• _AIM OF THE TASK_
Check each line of the material below for "next", then copy the ones that contain it.

[Stored entries]
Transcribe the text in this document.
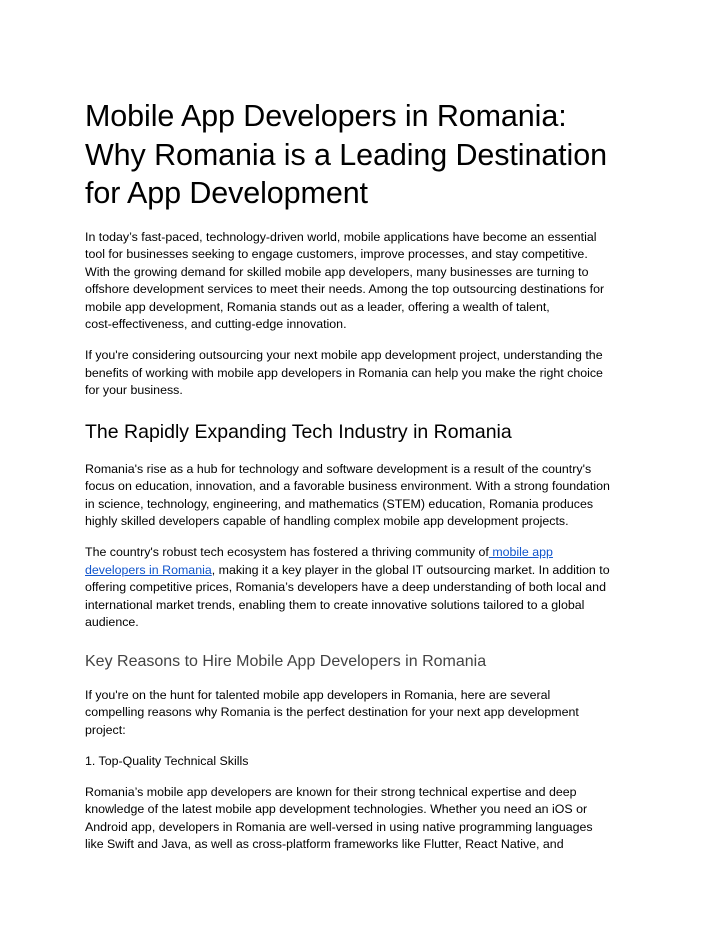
Mobile App Developers in Romania:
Why Romania is a Leading Destination
for App Development

In today’s fast-paced, technology-driven world, mobile applications have become an essential
tool for businesses seeking to engage customers, improve processes, and stay competitive.
With the growing demand for skilled mobile app developers, many businesses are turning to
offshore development services to meet their needs. Among the top outsourcing destinations for
mobile app development, Romania stands out as a leader, offering a wealth of talent,
cost-effectiveness, and cutting-edge innovation.

If you're considering outsourcing your next mobile app development project, understanding the
benefits of working with mobile app developers in Romania can help you make the right choice
for your business.

The Rapidly Expanding Tech Industry in Romania

Romania's rise as a hub for technology and software development is a result of the country's
focus on education, innovation, and a favorable business environment. With a strong foundation
in science, technology, engineering, and mathematics (STEM) education, Romania produces
highly skilled developers capable of handling complex mobile app development projects.

The country's robust tech ecosystem has fostered a thriving community of mobile app
developers in Romania, making it a key player in the global IT outsourcing market. In addition to
offering competitive prices, Romania’s developers have a deep understanding of both local and
international market trends, enabling them to create innovative solutions tailored to a global
audience.

Key Reasons to Hire Mobile App Developers in Romania

If you're on the hunt for talented mobile app developers in Romania, here are several
compelling reasons why Romania is the perfect destination for your next app development
project:

1. Top-Quality Technical Skills

Romania’s mobile app developers are known for their strong technical expertise and deep
knowledge of the latest mobile app development technologies. Whether you need an iOS or
Android app, developers in Romania are well-versed in using native programming languages
like Swift and Java, as well as cross-platform frameworks like Flutter, React Native, and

• _WRITTEN RESPONSE_
If you're considering outsourcing your next mobile app development project, understanding the
compelling reasons why Romania is the perfect destination for your next app development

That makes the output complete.